TASK DETAILS »
All records are to be reproduced verbatim, with images omitted.

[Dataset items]
▬▬▬▬▬▬

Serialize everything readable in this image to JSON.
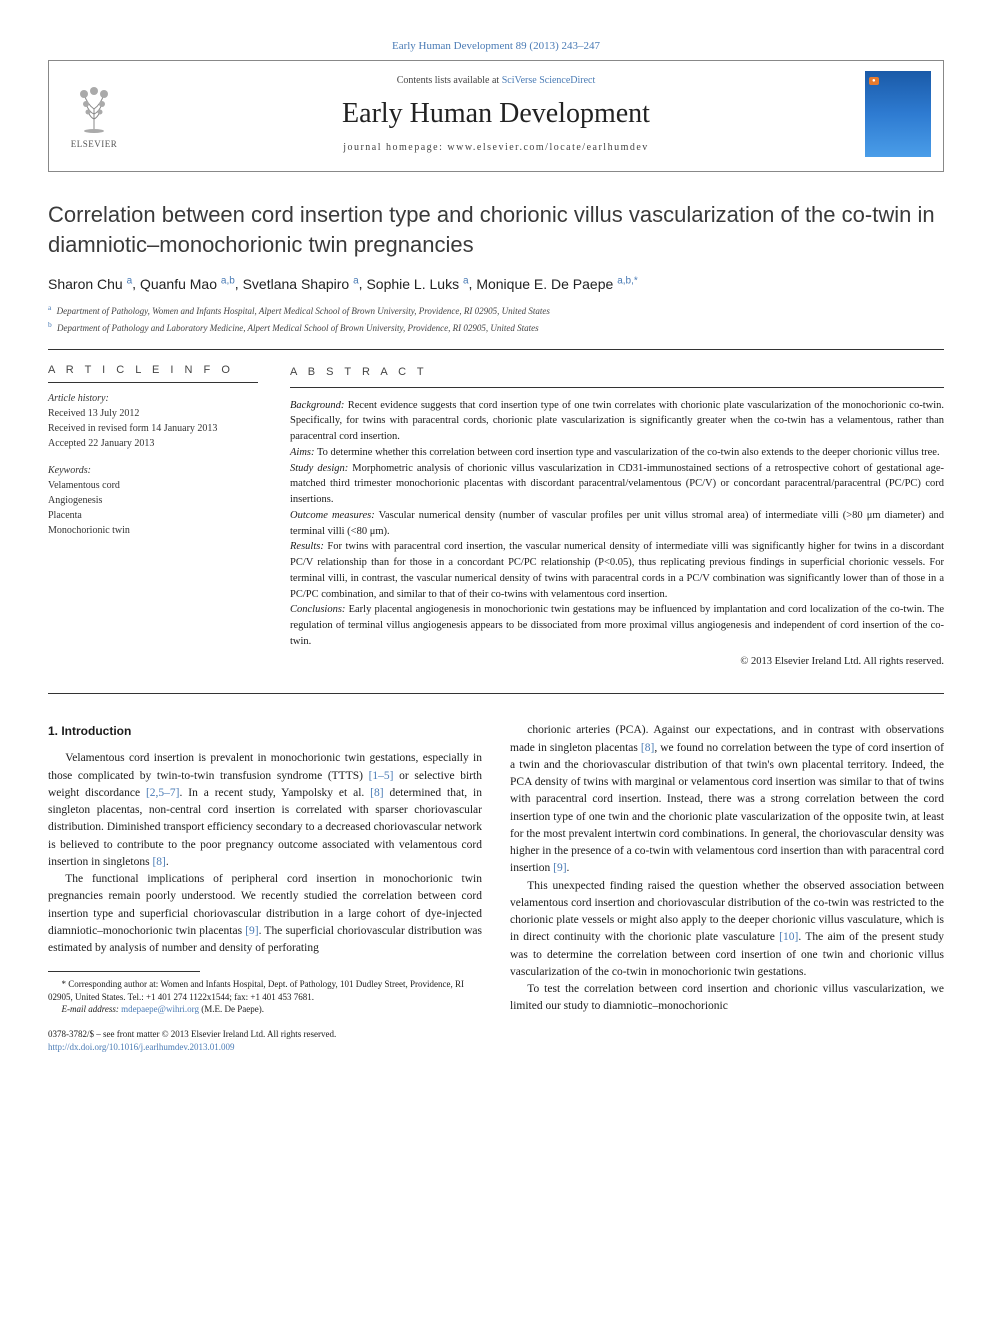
{
  "top_link": "Early Human Development 89 (2013) 243–247",
  "header": {
    "contents_prefix": "Contents lists available at ",
    "contents_link": "SciVerse ScienceDirect",
    "journal": "Early Human Development",
    "homepage": "journal homepage: www.elsevier.com/locate/earlhumdev",
    "publisher": "ELSEVIER",
    "thumb_badge": "●"
  },
  "title": "Correlation between cord insertion type and chorionic villus vascularization of the co-twin in diamniotic–monochorionic twin pregnancies",
  "authors": [
    {
      "name": "Sharon Chu",
      "aff": "a"
    },
    {
      "name": "Quanfu Mao",
      "aff": "a,b"
    },
    {
      "name": "Svetlana Shapiro",
      "aff": "a"
    },
    {
      "name": "Sophie L. Luks",
      "aff": "a"
    },
    {
      "name": "Monique E. De Paepe",
      "aff": "a,b,*"
    }
  ],
  "affiliations": [
    {
      "label": "a",
      "text": "Department of Pathology, Women and Infants Hospital, Alpert Medical School of Brown University, Providence, RI 02905, United States"
    },
    {
      "label": "b",
      "text": "Department of Pathology and Laboratory Medicine, Alpert Medical School of Brown University, Providence, RI 02905, United States"
    }
  ],
  "info": {
    "heading": "A R T I C L E   I N F O",
    "history_label": "Article history:",
    "received": "Received 13 July 2012",
    "revised": "Received in revised form 14 January 2013",
    "accepted": "Accepted 22 January 2013",
    "keywords_label": "Keywords:",
    "keywords": [
      "Velamentous cord",
      "Angiogenesis",
      "Placenta",
      "Monochorionic twin"
    ]
  },
  "abstract": {
    "heading": "A B S T R A C T",
    "background_label": "Background:",
    "background": "Recent evidence suggests that cord insertion type of one twin correlates with chorionic plate vascularization of the monochorionic co-twin. Specifically, for twins with paracentral cords, chorionic plate vascularization is significantly greater when the co-twin has a velamentous, rather than paracentral cord insertion.",
    "aims_label": "Aims:",
    "aims": "To determine whether this correlation between cord insertion type and vascularization of the co-twin also extends to the deeper chorionic villus tree.",
    "design_label": "Study design:",
    "design": "Morphometric analysis of chorionic villus vascularization in CD31-immunostained sections of a retrospective cohort of gestational age-matched third trimester monochorionic placentas with discordant paracentral/velamentous (PC/V) or concordant paracentral/paracentral (PC/PC) cord insertions.",
    "outcome_label": "Outcome measures:",
    "outcome": "Vascular numerical density (number of vascular profiles per unit villus stromal area) of intermediate villi (>80 μm diameter) and terminal villi (<80 μm).",
    "results_label": "Results:",
    "results": "For twins with paracentral cord insertion, the vascular numerical density of intermediate villi was significantly higher for twins in a discordant PC/V relationship than for those in a concordant PC/PC relationship (P<0.05), thus replicating previous findings in superficial chorionic vessels. For terminal villi, in contrast, the vascular numerical density of twins with paracentral cords in a PC/V combination was significantly lower than of those in a PC/PC combination, and similar to that of their co-twins with velamentous cord insertion.",
    "conclusions_label": "Conclusions:",
    "conclusions": "Early placental angiogenesis in monochorionic twin gestations may be influenced by implantation and cord localization of the co-twin. The regulation of terminal villus angiogenesis appears to be dissociated from more proximal villus angiogenesis and independent of cord insertion of the co-twin.",
    "copyright": "© 2013 Elsevier Ireland Ltd. All rights reserved."
  },
  "body": {
    "section_heading": "1. Introduction",
    "p1a": "Velamentous cord insertion is prevalent in monochorionic twin gestations, especially in those complicated by twin-to-twin transfusion syndrome (TTTS) ",
    "ref1": "[1–5]",
    "p1b": " or selective birth weight discordance ",
    "ref2": "[2,5–7]",
    "p1c": ". In a recent study, Yampolsky et al. ",
    "ref3": "[8]",
    "p1d": " determined that, in singleton placentas, non-central cord insertion is correlated with sparser choriovascular distribution. Diminished transport efficiency secondary to a decreased choriovascular network is believed to contribute to the poor pregnancy outcome associated with velamentous cord insertion in singletons ",
    "ref4": "[8]",
    "p1e": ".",
    "p2a": "The functional implications of peripheral cord insertion in monochorionic twin pregnancies remain poorly understood. We recently studied the correlation between cord insertion type and superficial choriovascular distribution in a large cohort of dye-injected diamniotic–monochorionic twin placentas ",
    "ref5": "[9]",
    "p2b": ". The superficial choriovascular distribution was estimated by analysis of number and density of perforating",
    "p3a": "chorionic arteries (PCA). Against our expectations, and in contrast with observations made in singleton placentas ",
    "ref6": "[8]",
    "p3b": ", we found no correlation between the type of cord insertion of a twin and the choriovascular distribution of that twin's own placental territory. Indeed, the PCA density of twins with marginal or velamentous cord insertion was similar to that of twins with paracentral cord insertion. Instead, there was a strong correlation between the cord insertion type of one twin and the chorionic plate vascularization of the opposite twin, at least for the most prevalent intertwin cord combinations. In general, the choriovascular density was higher in the presence of a co-twin with velamentous cord insertion than with paracentral cord insertion ",
    "ref7": "[9]",
    "p3c": ".",
    "p4a": "This unexpected finding raised the question whether the observed association between velamentous cord insertion and choriovascular distribution of the co-twin was restricted to the chorionic plate vessels or might also apply to the deeper chorionic villus vasculature, which is in direct continuity with the chorionic plate vasculature ",
    "ref8": "[10]",
    "p4b": ". The aim of the present study was to determine the correlation between cord insertion of one twin and chorionic villus vascularization of the co-twin in monochorionic twin gestations.",
    "p5": "To test the correlation between cord insertion and chorionic villus vascularization, we limited our study to diamniotic–monochorionic"
  },
  "footnotes": {
    "corr": "* Corresponding author at: Women and Infants Hospital, Dept. of Pathology, 101 Dudley Street, Providence, RI 02905, United States. Tel.: +1 401 274 1122x1544; fax: +1 401 453 7681.",
    "email_label": "E-mail address:",
    "email": "mdepaepe@wihri.org",
    "email_suffix": "(M.E. De Paepe)."
  },
  "footer": {
    "issn": "0378-3782/$ – see front matter © 2013 Elsevier Ireland Ltd. All rights reserved.",
    "doi": "http://dx.doi.org/10.1016/j.earlhumdev.2013.01.009"
  },
  "colors": {
    "link": "#4a7bb5",
    "text": "#1a1a1a",
    "rule": "#333333"
  }
}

▬▬▬▬▬▬

ANSWER AREA »
Serialize everything readable in this image to JSON.
{
  "top_link": "Early Human Development 89 (2013) 243–247",
  "header": {
    "contents_prefix": "Contents lists available at ",
    "contents_link": "SciVerse ScienceDirect",
    "journal": "Early Human Development",
    "homepage": "journal homepage: www.elsevier.com/locate/earlhumdev",
    "publisher": "ELSEVIER",
    "thumb_badge": "●"
  },
  "title": "Correlation between cord insertion type and chorionic villus vascularization of the co-twin in diamniotic–monochorionic twin pregnancies",
  "authors": [
    {
      "name": "Sharon Chu",
      "aff": "a"
    },
    {
      "name": "Quanfu Mao",
      "aff": "a,b"
    },
    {
      "name": "Svetlana Shapiro",
      "aff": "a"
    },
    {
      "name": "Sophie L. Luks",
      "aff": "a"
    },
    {
      "name": "Monique E. De Paepe",
      "aff": "a,b,*"
    }
  ],
  "affiliations": [
    {
      "label": "a",
      "text": "Department of Pathology, Women and Infants Hospital, Alpert Medical School of Brown University, Providence, RI 02905, United States"
    },
    {
      "label": "b",
      "text": "Department of Pathology and Laboratory Medicine, Alpert Medical School of Brown University, Providence, RI 02905, United States"
    }
  ],
  "info": {
    "heading": "A R T I C L E   I N F O",
    "history_label": "Article history:",
    "received": "Received 13 July 2012",
    "revised": "Received in revised form 14 January 2013",
    "accepted": "Accepted 22 January 2013",
    "keywords_label": "Keywords:",
    "keywords": [
      "Velamentous cord",
      "Angiogenesis",
      "Placenta",
      "Monochorionic twin"
    ]
  },
  "abstract": {
    "heading": "A B S T R A C T",
    "background_label": "Background:",
    "background": "Recent evidence suggests that cord insertion type of one twin correlates with chorionic plate vascularization of the monochorionic co-twin. Specifically, for twins with paracentral cords, chorionic plate vascularization is significantly greater when the co-twin has a velamentous, rather than paracentral cord insertion.",
    "aims_label": "Aims:",
    "aims": "To determine whether this correlation between cord insertion type and vascularization of the co-twin also extends to the deeper chorionic villus tree.",
    "design_label": "Study design:",
    "design": "Morphometric analysis of chorionic villus vascularization in CD31-immunostained sections of a retrospective cohort of gestational age-matched third trimester monochorionic placentas with discordant paracentral/velamentous (PC/V) or concordant paracentral/paracentral (PC/PC) cord insertions.",
    "outcome_label": "Outcome measures:",
    "outcome": "Vascular numerical density (number of vascular profiles per unit villus stromal area) of intermediate villi (>80 μm diameter) and terminal villi (<80 μm).",
    "results_label": "Results:",
    "results": "For twins with paracentral cord insertion, the vascular numerical density of intermediate villi was significantly higher for twins in a discordant PC/V relationship than for those in a concordant PC/PC relationship (P<0.05), thus replicating previous findings in superficial chorionic vessels. For terminal villi, in contrast, the vascular numerical density of twins with paracentral cords in a PC/V combination was significantly lower than of those in a PC/PC combination, and similar to that of their co-twins with velamentous cord insertion.",
    "conclusions_label": "Conclusions:",
    "conclusions": "Early placental angiogenesis in monochorionic twin gestations may be influenced by implantation and cord localization of the co-twin. The regulation of terminal villus angiogenesis appears to be dissociated from more proximal villus angiogenesis and independent of cord insertion of the co-twin.",
    "copyright": "© 2013 Elsevier Ireland Ltd. All rights reserved."
  },
  "body": {
    "section_heading": "1. Introduction",
    "p1a": "Velamentous cord insertion is prevalent in monochorionic twin gestations, especially in those complicated by twin-to-twin transfusion syndrome (TTTS) ",
    "ref1": "[1–5]",
    "p1b": " or selective birth weight discordance ",
    "ref2": "[2,5–7]",
    "p1c": ". In a recent study, Yampolsky et al. ",
    "ref3": "[8]",
    "p1d": " determined that, in singleton placentas, non-central cord insertion is correlated with sparser choriovascular distribution. Diminished transport efficiency secondary to a decreased choriovascular network is believed to contribute to the poor pregnancy outcome associated with velamentous cord insertion in singletons ",
    "ref4": "[8]",
    "p1e": ".",
    "p2a": "The functional implications of peripheral cord insertion in monochorionic twin pregnancies remain poorly understood. We recently studied the correlation between cord insertion type and superficial choriovascular distribution in a large cohort of dye-injected diamniotic–monochorionic twin placentas ",
    "ref5": "[9]",
    "p2b": ". The superficial choriovascular distribution was estimated by analysis of number and density of perforating",
    "p3a": "chorionic arteries (PCA). Against our expectations, and in contrast with observations made in singleton placentas ",
    "ref6": "[8]",
    "p3b": ", we found no correlation between the type of cord insertion of a twin and the choriovascular distribution of that twin's own placental territory. Indeed, the PCA density of twins with marginal or velamentous cord insertion was similar to that of twins with paracentral cord insertion. Instead, there was a strong correlation between the cord insertion type of one twin and the chorionic plate vascularization of the opposite twin, at least for the most prevalent intertwin cord combinations. In general, the choriovascular density was higher in the presence of a co-twin with velamentous cord insertion than with paracentral cord insertion ",
    "ref7": "[9]",
    "p3c": ".",
    "p4a": "This unexpected finding raised the question whether the observed association between velamentous cord insertion and choriovascular distribution of the co-twin was restricted to the chorionic plate vessels or might also apply to the deeper chorionic villus vasculature, which is in direct continuity with the chorionic plate vasculature ",
    "ref8": "[10]",
    "p4b": ". The aim of the present study was to determine the correlation between cord insertion of one twin and chorionic villus vascularization of the co-twin in monochorionic twin gestations.",
    "p5": "To test the correlation between cord insertion and chorionic villus vascularization, we limited our study to diamniotic–monochorionic"
  },
  "footnotes": {
    "corr": "* Corresponding author at: Women and Infants Hospital, Dept. of Pathology, 101 Dudley Street, Providence, RI 02905, United States. Tel.: +1 401 274 1122x1544; fax: +1 401 453 7681.",
    "email_label": "E-mail address:",
    "email": "mdepaepe@wihri.org",
    "email_suffix": "(M.E. De Paepe)."
  },
  "footer": {
    "issn": "0378-3782/$ – see front matter © 2013 Elsevier Ireland Ltd. All rights reserved.",
    "doi": "http://dx.doi.org/10.1016/j.earlhumdev.2013.01.009"
  },
  "colors": {
    "link": "#4a7bb5",
    "text": "#1a1a1a",
    "rule": "#333333"
  }
}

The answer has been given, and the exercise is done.